### Challenge
Repeat every line exactly, keeping the pictures out of the copy.

━━━━━━━━━━━━━━━━

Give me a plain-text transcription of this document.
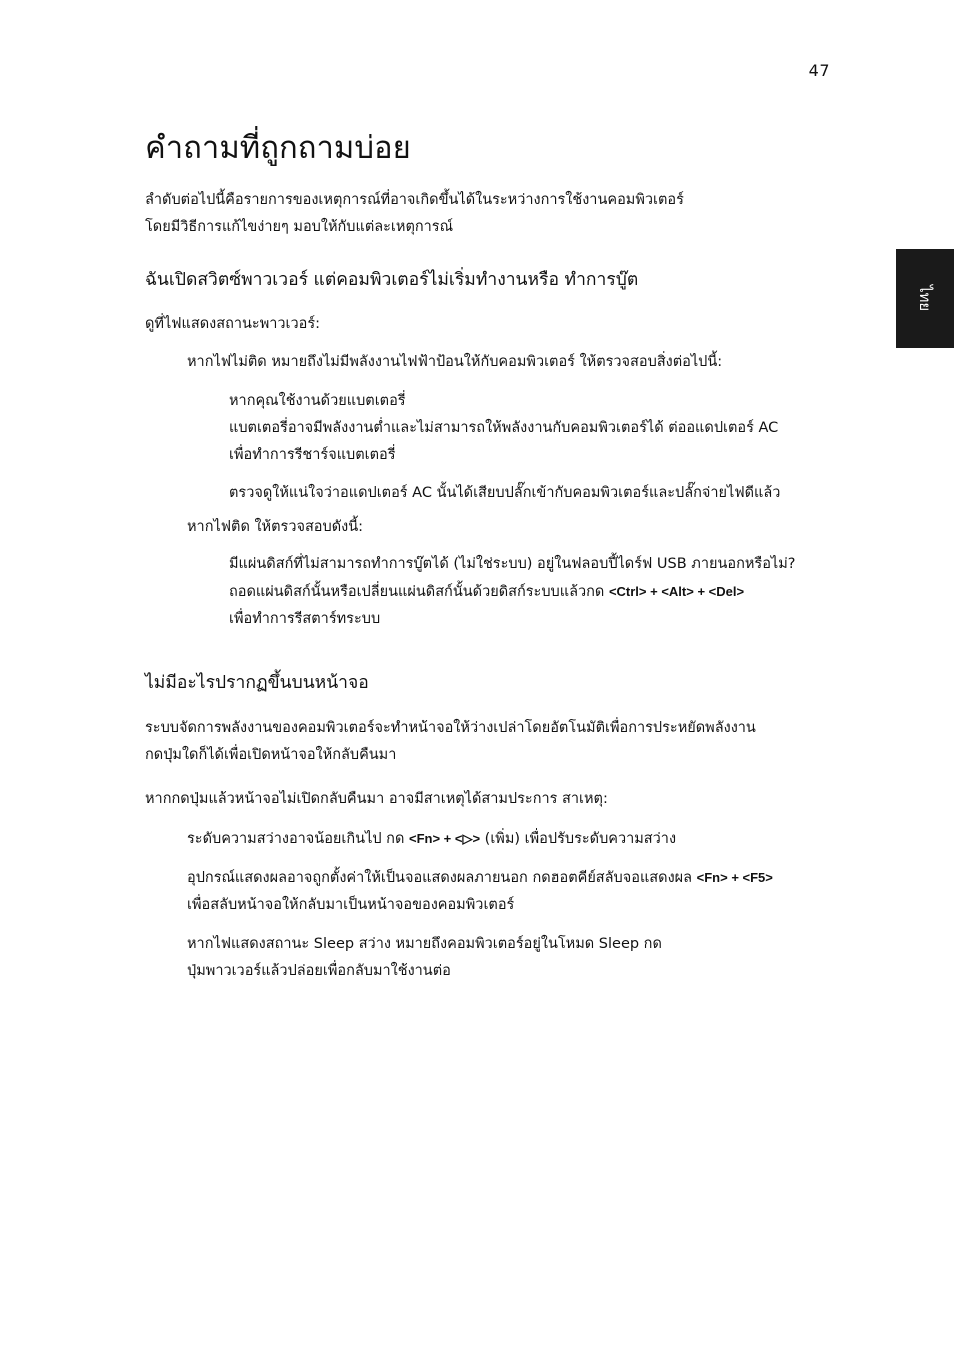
47
ไทย
คำถามที่ถูกถามบ่อย

ลำดับต่อไปนี้คือรายการของเหตุการณ์ที่อาจเกิดขึ้นได้ในระหว่างการใช้งานคอมพิวเตอร์
โดยมีวิธีการแก้ไขง่ายๆ มอบให้กับแต่ละเหตุการณ์

ฉันเปิดสวิตซ์พาวเวอร์ แต่คอมพิวเตอร์ไม่เริ่มทำงานหรือ ทำการบู๊ต

ดูที่ไฟแสดงสถานะพาวเวอร์:

หากไฟไม่ติด หมายถึงไม่มีพลังงานไฟฟ้าป้อนให้กับคอมพิวเตอร์ ให้ตรวจสอบสิ่งต่อไปนี้:

หากคุณใช้งานด้วยแบตเตอรี่
แบตเตอรี่อาจมีพลังงานต่ำและไม่สามารถให้พลังงานกับคอมพิวเตอร์ได้ ต่ออแดปเตอร์ AC
เพื่อทำการรีชาร์จแบตเตอรี่

ตรวจดูให้แน่ใจว่าอแดปเตอร์ AC นั้นได้เสียบปลั๊กเข้ากับคอมพิวเตอร์และปลั๊กจ่ายไฟดีแล้ว

หากไฟติด ให้ตรวจสอบดังนี้:

มีแผ่นดิสก์ที่ไม่สามารถทำการบู๊ตได้ (ไม่ใช่ระบบ) อยู่ในฟลอบปี้ไดร์ฟ USB ภายนอกหรือไม่?
ถอดแผ่นดิสก์นั้นหรือเปลี่ยนแผ่นดิสก์นั้นด้วยดิสก์ระบบแล้วกด <Ctrl> + <Alt> + <Del>
เพื่อทำการรีสตาร์ทระบบ

ไม่มีอะไรปรากฏขึ้นบนหน้าจอ

ระบบจัดการพลังงานของคอมพิวเตอร์จะทำหน้าจอให้ว่างเปล่าโดยอัตโนมัติเพื่อการประหยัดพลังงาน
กดปุ่มใดก็ได้เพื่อเปิดหน้าจอให้กลับคืนมา

หากกดปุ่มแล้วหน้าจอไม่เปิดกลับคืนมา อาจมีสาเหตุได้สามประการ สาเหตุ:

ระดับความสว่างอาจน้อยเกินไป กด <Fn> + <▷> (เพิ่ม) เพื่อปรับระดับความสว่าง

อุปกรณ์แสดงผลอาจถูกตั้งค่าให้เป็นจอแสดงผลภายนอก กดฮอตคีย์สลับจอแสดงผล <Fn> + <F5>
เพื่อสลับหน้าจอให้กลับมาเป็นหน้าจอของคอมพิวเตอร์

หากไฟแสดงสถานะ Sleep สว่าง หมายถึงคอมพิวเตอร์อยู่ในโหมด Sleep กด
ปุ่มพาวเวอร์แล้วปล่อยเพื่อกลับมาใช้งานต่อ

━━━━━━━━━━━━━━━━

### Result for this task
Give me a plain-text transcription of this document.
47
ไทย
คำถามที่ถูกถามบ่อย

ลำดับต่อไปนี้คือรายการของเหตุการณ์ที่อาจเกิดขึ้นได้ในระหว่างการใช้งานคอมพิวเตอร์
โดยมีวิธีการแก้ไขง่ายๆ มอบให้กับแต่ละเหตุการณ์

ฉันเปิดสวิตซ์พาวเวอร์ แต่คอมพิวเตอร์ไม่เริ่มทำงานหรือ ทำการบู๊ต

ดูที่ไฟแสดงสถานะพาวเวอร์:

หากไฟไม่ติด หมายถึงไม่มีพลังงานไฟฟ้าป้อนให้กับคอมพิวเตอร์ ให้ตรวจสอบสิ่งต่อไปนี้:

หากคุณใช้งานด้วยแบตเตอรี่
แบตเตอรี่อาจมีพลังงานต่ำและไม่สามารถให้พลังงานกับคอมพิวเตอร์ได้ ต่ออแดปเตอร์ AC
เพื่อทำการรีชาร์จแบตเตอรี่

ตรวจดูให้แน่ใจว่าอแดปเตอร์ AC นั้นได้เสียบปลั๊กเข้ากับคอมพิวเตอร์และปลั๊กจ่ายไฟดีแล้ว

หากไฟติด ให้ตรวจสอบดังนี้:

มีแผ่นดิสก์ที่ไม่สามารถทำการบู๊ตได้ (ไม่ใช่ระบบ) อยู่ในฟลอบปี้ไดร์ฟ USB ภายนอกหรือไม่?
ถอดแผ่นดิสก์นั้นหรือเปลี่ยนแผ่นดิสก์นั้นด้วยดิสก์ระบบแล้วกด <Ctrl> + <Alt> + <Del>
เพื่อทำการรีสตาร์ทระบบ

ไม่มีอะไรปรากฏขึ้นบนหน้าจอ

ระบบจัดการพลังงานของคอมพิวเตอร์จะทำหน้าจอให้ว่างเปล่าโดยอัตโนมัติเพื่อการประหยัดพลังงาน
กดปุ่มใดก็ได้เพื่อเปิดหน้าจอให้กลับคืนมา

หากกดปุ่มแล้วหน้าจอไม่เปิดกลับคืนมา อาจมีสาเหตุได้สามประการ สาเหตุ:

ระดับความสว่างอาจน้อยเกินไป กด <Fn> + <▷> (เพิ่ม) เพื่อปรับระดับความสว่าง

อุปกรณ์แสดงผลอาจถูกตั้งค่าให้เป็นจอแสดงผลภายนอก กดฮอตคีย์สลับจอแสดงผล <Fn> + <F5>
เพื่อสลับหน้าจอให้กลับมาเป็นหน้าจอของคอมพิวเตอร์

หากไฟแสดงสถานะ Sleep สว่าง หมายถึงคอมพิวเตอร์อยู่ในโหมด Sleep กด
ปุ่มพาวเวอร์แล้วปล่อยเพื่อกลับมาใช้งานต่อ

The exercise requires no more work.